## SHORT TASK
Reproduce the listing below without any change.
:::::
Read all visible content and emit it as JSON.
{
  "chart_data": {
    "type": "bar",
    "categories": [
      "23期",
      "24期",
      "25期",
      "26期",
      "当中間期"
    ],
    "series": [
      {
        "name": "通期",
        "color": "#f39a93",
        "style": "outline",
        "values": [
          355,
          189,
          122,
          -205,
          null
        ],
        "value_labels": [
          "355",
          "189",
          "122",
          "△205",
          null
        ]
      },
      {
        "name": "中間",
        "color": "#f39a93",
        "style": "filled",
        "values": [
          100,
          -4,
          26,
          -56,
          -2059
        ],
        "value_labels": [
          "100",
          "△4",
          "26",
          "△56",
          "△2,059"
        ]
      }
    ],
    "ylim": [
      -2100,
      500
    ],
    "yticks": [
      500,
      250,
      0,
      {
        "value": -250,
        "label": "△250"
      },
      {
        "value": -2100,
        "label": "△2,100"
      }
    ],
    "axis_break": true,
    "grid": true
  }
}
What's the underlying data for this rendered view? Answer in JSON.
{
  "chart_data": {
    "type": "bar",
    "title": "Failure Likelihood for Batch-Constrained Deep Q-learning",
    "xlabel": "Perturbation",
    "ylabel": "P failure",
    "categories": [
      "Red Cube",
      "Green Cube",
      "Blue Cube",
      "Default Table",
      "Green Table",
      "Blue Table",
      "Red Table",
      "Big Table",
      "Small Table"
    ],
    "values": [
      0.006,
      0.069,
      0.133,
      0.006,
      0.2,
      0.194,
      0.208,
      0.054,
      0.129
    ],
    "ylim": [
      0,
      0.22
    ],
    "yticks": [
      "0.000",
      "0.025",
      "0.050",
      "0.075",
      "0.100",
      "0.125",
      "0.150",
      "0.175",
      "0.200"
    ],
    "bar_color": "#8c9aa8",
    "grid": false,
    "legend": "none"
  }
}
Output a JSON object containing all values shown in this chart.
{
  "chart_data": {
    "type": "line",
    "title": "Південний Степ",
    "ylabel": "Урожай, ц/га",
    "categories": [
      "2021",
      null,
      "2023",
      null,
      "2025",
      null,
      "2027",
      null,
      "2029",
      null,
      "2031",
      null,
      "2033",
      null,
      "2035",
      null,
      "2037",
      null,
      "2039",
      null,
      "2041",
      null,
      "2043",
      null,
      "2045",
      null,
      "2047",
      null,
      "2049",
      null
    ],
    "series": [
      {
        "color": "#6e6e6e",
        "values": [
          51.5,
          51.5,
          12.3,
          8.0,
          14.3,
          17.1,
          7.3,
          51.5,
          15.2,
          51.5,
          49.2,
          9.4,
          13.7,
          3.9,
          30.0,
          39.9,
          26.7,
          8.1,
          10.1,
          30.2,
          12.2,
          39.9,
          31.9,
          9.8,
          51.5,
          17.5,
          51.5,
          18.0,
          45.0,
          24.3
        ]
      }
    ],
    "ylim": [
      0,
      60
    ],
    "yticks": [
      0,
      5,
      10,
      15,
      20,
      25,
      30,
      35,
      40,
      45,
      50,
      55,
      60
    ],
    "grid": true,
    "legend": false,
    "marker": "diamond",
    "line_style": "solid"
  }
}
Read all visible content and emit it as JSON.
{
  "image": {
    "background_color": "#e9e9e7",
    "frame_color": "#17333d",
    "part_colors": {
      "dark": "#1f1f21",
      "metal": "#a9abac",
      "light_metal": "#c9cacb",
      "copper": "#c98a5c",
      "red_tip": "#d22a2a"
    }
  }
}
:::::
## EXPECTED OUTPUT
Read all visible content and emit it as JSON.
{
  "chart_data": {
    "type": "bar",
    "categories": [
      "23期",
      "24期",
      "25期",
      "26期",
      "当中間期"
    ],
    "series": [
      {
        "name": "通期",
        "color": "#f39a93",
        "style": "outline",
        "values": [
          355,
          189,
          122,
          -205,
          null
        ],
        "value_labels": [
          "355",
          "189",
          "122",
          "△205",
          null
        ]
      },
      {
        "name": "中間",
        "color": "#f39a93",
        "style": "filled",
        "values": [
          100,
          -4,
          26,
          -56,
          -2059
        ],
        "value_labels": [
          "100",
          "△4",
          "26",
          "△56",
          "△2,059"
        ]
      }
    ],
    "ylim": [
      -2100,
      500
    ],
    "yticks": [
      500,
      250,
      0,
      {
        "value": -250,
        "label": "△250"
      },
      {
        "value": -2100,
        "label": "△2,100"
      }
    ],
    "axis_break": true,
    "grid": true
  }
}
What's the underlying data for this rendered view? Answer in JSON.
{
  "chart_data": {
    "type": "bar",
    "title": "Failure Likelihood for Batch-Constrained Deep Q-learning",
    "xlabel": "Perturbation",
    "ylabel": "P failure",
    "categories": [
      "Red Cube",
      "Green Cube",
      "Blue Cube",
      "Default Table",
      "Green Table",
      "Blue Table",
      "Red Table",
      "Big Table",
      "Small Table"
    ],
    "values": [
      0.006,
      0.069,
      0.133,
      0.006,
      0.2,
      0.194,
      0.208,
      0.054,
      0.129
    ],
    "ylim": [
      0,
      0.22
    ],
    "yticks": [
      "0.000",
      "0.025",
      "0.050",
      "0.075",
      "0.100",
      "0.125",
      "0.150",
      "0.175",
      "0.200"
    ],
    "bar_color": "#8c9aa8",
    "grid": false,
    "legend": "none"
  }
}
Output a JSON object containing all values shown in this chart.
{
  "chart_data": {
    "type": "line",
    "title": "Південний Степ",
    "ylabel": "Урожай, ц/га",
    "categories": [
      "2021",
      null,
      "2023",
      null,
      "2025",
      null,
      "2027",
      null,
      "2029",
      null,
      "2031",
      null,
      "2033",
      null,
      "2035",
      null,
      "2037",
      null,
      "2039",
      null,
      "2041",
      null,
      "2043",
      null,
      "2045",
      null,
      "2047",
      null,
      "2049",
      null
    ],
    "series": [
      {
        "color": "#6e6e6e",
        "values": [
          51.5,
          51.5,
          12.3,
          8.0,
          14.3,
          17.1,
          7.3,
          51.5,
          15.2,
          51.5,
          49.2,
          9.4,
          13.7,
          3.9,
          30.0,
          39.9,
          26.7,
          8.1,
          10.1,
          30.2,
          12.2,
          39.9,
          31.9,
          9.8,
          51.5,
          17.5,
          51.5,
          18.0,
          45.0,
          24.3
        ]
      }
    ],
    "ylim": [
      0,
      60
    ],
    "yticks": [
      0,
      5,
      10,
      15,
      20,
      25,
      30,
      35,
      40,
      45,
      50,
      55,
      60
    ],
    "grid": true,
    "legend": false,
    "marker": "diamond",
    "line_style": "solid"
  }
}
Read all visible content and emit it as JSON.
{
  "image": {
    "background_color": "#e9e9e7",
    "frame_color": "#17333d",
    "part_colors": {
      "dark": "#1f1f21",
      "metal": "#a9abac",
      "light_metal": "#c9cacb",
      "copper": "#c98a5c",
      "red_tip": "#d22a2a"
    }
  }
}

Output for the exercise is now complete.